— Begin Rows —

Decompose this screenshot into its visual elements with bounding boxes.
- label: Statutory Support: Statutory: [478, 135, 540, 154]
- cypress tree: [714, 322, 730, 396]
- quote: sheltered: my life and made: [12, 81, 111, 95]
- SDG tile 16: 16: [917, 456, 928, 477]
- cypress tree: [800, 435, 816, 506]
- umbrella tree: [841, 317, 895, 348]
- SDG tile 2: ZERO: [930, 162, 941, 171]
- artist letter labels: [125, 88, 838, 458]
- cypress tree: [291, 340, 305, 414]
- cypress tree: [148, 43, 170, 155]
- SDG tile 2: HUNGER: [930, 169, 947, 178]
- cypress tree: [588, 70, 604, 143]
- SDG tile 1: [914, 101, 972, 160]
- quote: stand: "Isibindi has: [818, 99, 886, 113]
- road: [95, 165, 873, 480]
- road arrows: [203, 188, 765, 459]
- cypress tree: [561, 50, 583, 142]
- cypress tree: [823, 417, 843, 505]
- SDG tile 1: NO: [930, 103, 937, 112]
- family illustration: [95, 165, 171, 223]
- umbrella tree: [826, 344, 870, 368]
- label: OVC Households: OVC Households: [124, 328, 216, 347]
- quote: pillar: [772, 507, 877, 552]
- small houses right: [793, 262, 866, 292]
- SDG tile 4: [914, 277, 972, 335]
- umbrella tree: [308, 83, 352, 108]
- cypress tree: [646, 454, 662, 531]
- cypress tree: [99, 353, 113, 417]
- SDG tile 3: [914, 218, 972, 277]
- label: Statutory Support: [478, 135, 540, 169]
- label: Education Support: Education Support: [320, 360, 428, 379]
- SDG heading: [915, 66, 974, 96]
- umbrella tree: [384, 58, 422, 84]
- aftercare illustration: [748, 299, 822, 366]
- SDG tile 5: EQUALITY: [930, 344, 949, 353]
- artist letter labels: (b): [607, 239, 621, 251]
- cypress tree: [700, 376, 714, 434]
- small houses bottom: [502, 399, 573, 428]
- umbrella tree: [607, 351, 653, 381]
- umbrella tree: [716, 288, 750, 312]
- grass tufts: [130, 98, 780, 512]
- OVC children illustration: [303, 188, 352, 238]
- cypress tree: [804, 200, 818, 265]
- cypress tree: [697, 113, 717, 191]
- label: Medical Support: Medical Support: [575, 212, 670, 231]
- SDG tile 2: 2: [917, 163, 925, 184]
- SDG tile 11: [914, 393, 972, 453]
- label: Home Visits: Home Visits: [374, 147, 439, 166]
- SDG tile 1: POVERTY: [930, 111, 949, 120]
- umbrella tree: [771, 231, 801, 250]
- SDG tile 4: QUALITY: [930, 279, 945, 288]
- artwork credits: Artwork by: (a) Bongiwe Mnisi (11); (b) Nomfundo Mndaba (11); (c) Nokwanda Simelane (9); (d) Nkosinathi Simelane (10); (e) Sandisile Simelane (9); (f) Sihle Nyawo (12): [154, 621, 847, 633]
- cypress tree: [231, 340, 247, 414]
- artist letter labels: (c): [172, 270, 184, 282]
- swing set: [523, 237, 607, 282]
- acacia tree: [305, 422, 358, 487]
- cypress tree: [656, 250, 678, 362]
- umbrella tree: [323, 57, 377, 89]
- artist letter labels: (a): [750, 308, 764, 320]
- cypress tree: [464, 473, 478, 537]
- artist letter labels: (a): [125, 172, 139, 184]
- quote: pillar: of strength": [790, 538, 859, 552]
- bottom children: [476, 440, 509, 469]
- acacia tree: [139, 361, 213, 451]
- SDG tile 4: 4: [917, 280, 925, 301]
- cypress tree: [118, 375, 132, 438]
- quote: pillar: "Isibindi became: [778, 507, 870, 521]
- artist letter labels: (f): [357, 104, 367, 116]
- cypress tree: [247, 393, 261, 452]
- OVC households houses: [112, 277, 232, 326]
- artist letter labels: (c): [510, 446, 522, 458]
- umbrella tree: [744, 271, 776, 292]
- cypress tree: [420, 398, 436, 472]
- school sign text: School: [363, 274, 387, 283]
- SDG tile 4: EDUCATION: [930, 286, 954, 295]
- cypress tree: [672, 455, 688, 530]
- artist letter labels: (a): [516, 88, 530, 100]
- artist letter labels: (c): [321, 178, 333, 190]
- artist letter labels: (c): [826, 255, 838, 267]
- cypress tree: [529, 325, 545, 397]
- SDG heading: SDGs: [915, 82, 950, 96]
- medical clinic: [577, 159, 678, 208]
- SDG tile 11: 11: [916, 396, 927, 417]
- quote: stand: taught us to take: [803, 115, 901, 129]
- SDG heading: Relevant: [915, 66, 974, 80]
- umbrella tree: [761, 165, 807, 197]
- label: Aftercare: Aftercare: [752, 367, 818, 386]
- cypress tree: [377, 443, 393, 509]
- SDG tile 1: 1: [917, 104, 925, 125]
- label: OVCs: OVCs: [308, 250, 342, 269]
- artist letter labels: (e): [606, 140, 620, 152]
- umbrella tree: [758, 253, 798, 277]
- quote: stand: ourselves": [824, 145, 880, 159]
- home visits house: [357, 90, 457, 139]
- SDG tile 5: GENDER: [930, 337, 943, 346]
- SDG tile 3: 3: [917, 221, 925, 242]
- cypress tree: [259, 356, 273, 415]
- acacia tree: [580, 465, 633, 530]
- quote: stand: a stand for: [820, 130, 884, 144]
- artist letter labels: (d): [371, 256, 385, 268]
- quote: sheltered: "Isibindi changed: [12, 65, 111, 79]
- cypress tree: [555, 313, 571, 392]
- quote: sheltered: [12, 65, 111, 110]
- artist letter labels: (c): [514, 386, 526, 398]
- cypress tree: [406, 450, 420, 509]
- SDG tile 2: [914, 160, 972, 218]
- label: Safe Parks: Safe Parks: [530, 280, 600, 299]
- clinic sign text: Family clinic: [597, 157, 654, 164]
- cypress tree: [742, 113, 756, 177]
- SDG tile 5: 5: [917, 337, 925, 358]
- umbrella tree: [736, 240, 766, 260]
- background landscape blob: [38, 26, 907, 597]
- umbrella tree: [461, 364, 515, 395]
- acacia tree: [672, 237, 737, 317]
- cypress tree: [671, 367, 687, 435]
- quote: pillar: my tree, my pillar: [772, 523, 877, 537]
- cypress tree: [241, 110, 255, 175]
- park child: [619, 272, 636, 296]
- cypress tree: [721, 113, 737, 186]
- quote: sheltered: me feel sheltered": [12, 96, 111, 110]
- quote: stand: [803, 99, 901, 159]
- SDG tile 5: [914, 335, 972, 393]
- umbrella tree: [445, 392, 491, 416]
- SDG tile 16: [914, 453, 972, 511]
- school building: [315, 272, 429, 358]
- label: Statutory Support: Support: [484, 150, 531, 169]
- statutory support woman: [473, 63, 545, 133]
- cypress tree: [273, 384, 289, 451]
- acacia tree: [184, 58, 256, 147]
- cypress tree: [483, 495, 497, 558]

— End Rows —

*What the task asks*
Rewrite all of the rows, replacing "umbrella tree" with "parasol tree" wherever it occurs and leaving everything else unchanged.

*Answer to the exercise*
Decompose this screenshot into its visual elements with bounding boxes.
- label: Statutory Support: Statutory: [478, 135, 540, 154]
- cypress tree: [714, 322, 730, 396]
- quote: sheltered: my life and made: [12, 81, 111, 95]
- SDG tile 16: 16: [917, 456, 928, 477]
- cypress tree: [800, 435, 816, 506]
- parasol tree: [841, 317, 895, 348]
- SDG tile 2: ZERO: [930, 162, 941, 171]
- artist letter labels: [125, 88, 838, 458]
- cypress tree: [291, 340, 305, 414]
- cypress tree: [148, 43, 170, 155]
- SDG tile 2: HUNGER: [930, 169, 947, 178]
- cypress tree: [588, 70, 604, 143]
- SDG tile 1: [914, 101, 972, 160]
- quote: stand: "Isibindi has: [818, 99, 886, 113]
- road: [95, 165, 873, 480]
- road arrows: [203, 188, 765, 459]
- cypress tree: [561, 50, 583, 142]
- cypress tree: [823, 417, 843, 505]
- SDG tile 1: NO: [930, 103, 937, 112]
- family illustration: [95, 165, 171, 223]
- parasol tree: [826, 344, 870, 368]
- label: OVC Households: OVC Households: [124, 328, 216, 347]
- quote: pillar: [772, 507, 877, 552]
- small houses right: [793, 262, 866, 292]
- SDG tile 4: [914, 277, 972, 335]
- parasol tree: [308, 83, 352, 108]
- cypress tree: [646, 454, 662, 531]
- cypress tree: [99, 353, 113, 417]
- SDG tile 3: [914, 218, 972, 277]
- label: Statutory Support: [478, 135, 540, 169]
- label: Education Support: Education Support: [320, 360, 428, 379]
- SDG heading: [915, 66, 974, 96]
- parasol tree: [384, 58, 422, 84]
- aftercare illustration: [748, 299, 822, 366]
- SDG tile 5: EQUALITY: [930, 344, 949, 353]
- artist letter labels: (b): [607, 239, 621, 251]
- cypress tree: [700, 376, 714, 434]
- small houses bottom: [502, 399, 573, 428]
- parasol tree: [607, 351, 653, 381]
- parasol tree: [716, 288, 750, 312]
- grass tufts: [130, 98, 780, 512]
- OVC children illustration: [303, 188, 352, 238]
- cypress tree: [804, 200, 818, 265]
- cypress tree: [697, 113, 717, 191]
- label: Medical Support: Medical Support: [575, 212, 670, 231]
- SDG tile 2: 2: [917, 163, 925, 184]
- SDG tile 11: [914, 393, 972, 453]
- label: Home Visits: Home Visits: [374, 147, 439, 166]
- SDG tile 1: POVERTY: [930, 111, 949, 120]
- parasol tree: [771, 231, 801, 250]
- SDG tile 4: QUALITY: [930, 279, 945, 288]
- artwork credits: Artwork by: (a) Bongiwe Mnisi (11); (b) Nomfundo Mndaba (11); (c) Nokwanda Simelane (9); (d) Nkosinathi Simelane (10); (e) Sandisile Simelane (9); (f) Sihle Nyawo (12): [154, 621, 847, 633]
- cypress tree: [231, 340, 247, 414]
- artist letter labels: (c): [172, 270, 184, 282]
- swing set: [523, 237, 607, 282]
- acacia tree: [305, 422, 358, 487]
- cypress tree: [656, 250, 678, 362]
- parasol tree: [323, 57, 377, 89]
- artist letter labels: (a): [750, 308, 764, 320]
- cypress tree: [464, 473, 478, 537]
- artist letter labels: (a): [125, 172, 139, 184]
- quote: pillar: of strength": [790, 538, 859, 552]
- bottom children: [476, 440, 509, 469]
- acacia tree: [139, 361, 213, 451]
- SDG tile 4: 4: [917, 280, 925, 301]
- cypress tree: [118, 375, 132, 438]
- quote: pillar: "Isibindi became: [778, 507, 870, 521]
- artist letter labels: (f): [357, 104, 367, 116]
- cypress tree: [247, 393, 261, 452]
- OVC households houses: [112, 277, 232, 326]
- artist letter labels: (c): [510, 446, 522, 458]
- parasol tree: [744, 271, 776, 292]
- cypress tree: [420, 398, 436, 472]
- school sign text: School: [363, 274, 387, 283]
- SDG tile 4: EDUCATION: [930, 286, 954, 295]
- cypress tree: [672, 455, 688, 530]
- artist letter labels: (a): [516, 88, 530, 100]
- artist letter labels: (c): [321, 178, 333, 190]
- artist letter labels: (c): [826, 255, 838, 267]
- cypress tree: [529, 325, 545, 397]
- SDG heading: SDGs: [915, 82, 950, 96]
- medical clinic: [577, 159, 678, 208]
- SDG tile 11: 11: [916, 396, 927, 417]
- quote: stand: taught us to take: [803, 115, 901, 129]
- SDG heading: Relevant: [915, 66, 974, 80]
- parasol tree: [761, 165, 807, 197]
- label: Aftercare: Aftercare: [752, 367, 818, 386]
- cypress tree: [377, 443, 393, 509]
- SDG tile 1: 1: [917, 104, 925, 125]
- label: OVCs: OVCs: [308, 250, 342, 269]
- artist letter labels: (e): [606, 140, 620, 152]
- parasol tree: [758, 253, 798, 277]
- quote: stand: ourselves": [824, 145, 880, 159]
- home visits house: [357, 90, 457, 139]
- SDG tile 5: GENDER: [930, 337, 943, 346]
- SDG tile 3: 3: [917, 221, 925, 242]
- cypress tree: [259, 356, 273, 415]
- acacia tree: [580, 465, 633, 530]
- quote: stand: a stand for: [820, 130, 884, 144]
- artist letter labels: (d): [371, 256, 385, 268]
- quote: sheltered: "Isibindi changed: [12, 65, 111, 79]
- cypress tree: [555, 313, 571, 392]
- quote: sheltered: [12, 65, 111, 110]
- artist letter labels: (c): [514, 386, 526, 398]
- cypress tree: [406, 450, 420, 509]
- SDG tile 2: [914, 160, 972, 218]
- label: Safe Parks: Safe Parks: [530, 280, 600, 299]
- clinic sign text: Family clinic: [597, 157, 654, 164]
- cypress tree: [742, 113, 756, 177]
- SDG tile 5: 5: [917, 337, 925, 358]
- parasol tree: [736, 240, 766, 260]
- background landscape blob: [38, 26, 907, 597]
- parasol tree: [461, 364, 515, 395]
- acacia tree: [672, 237, 737, 317]
- cypress tree: [671, 367, 687, 435]
- quote: pillar: my tree, my pillar: [772, 523, 877, 537]
- cypress tree: [241, 110, 255, 175]
- park child: [619, 272, 636, 296]
- cypress tree: [721, 113, 737, 186]
- quote: sheltered: me feel sheltered": [12, 96, 111, 110]
- quote: stand: [803, 99, 901, 159]
- SDG tile 5: [914, 335, 972, 393]
- parasol tree: [445, 392, 491, 416]
- SDG tile 16: [914, 453, 972, 511]
- school building: [315, 272, 429, 358]
- label: Statutory Support: Support: [484, 150, 531, 169]
- statutory support woman: [473, 63, 545, 133]
- cypress tree: [273, 384, 289, 451]
- acacia tree: [184, 58, 256, 147]
- cypress tree: [483, 495, 497, 558]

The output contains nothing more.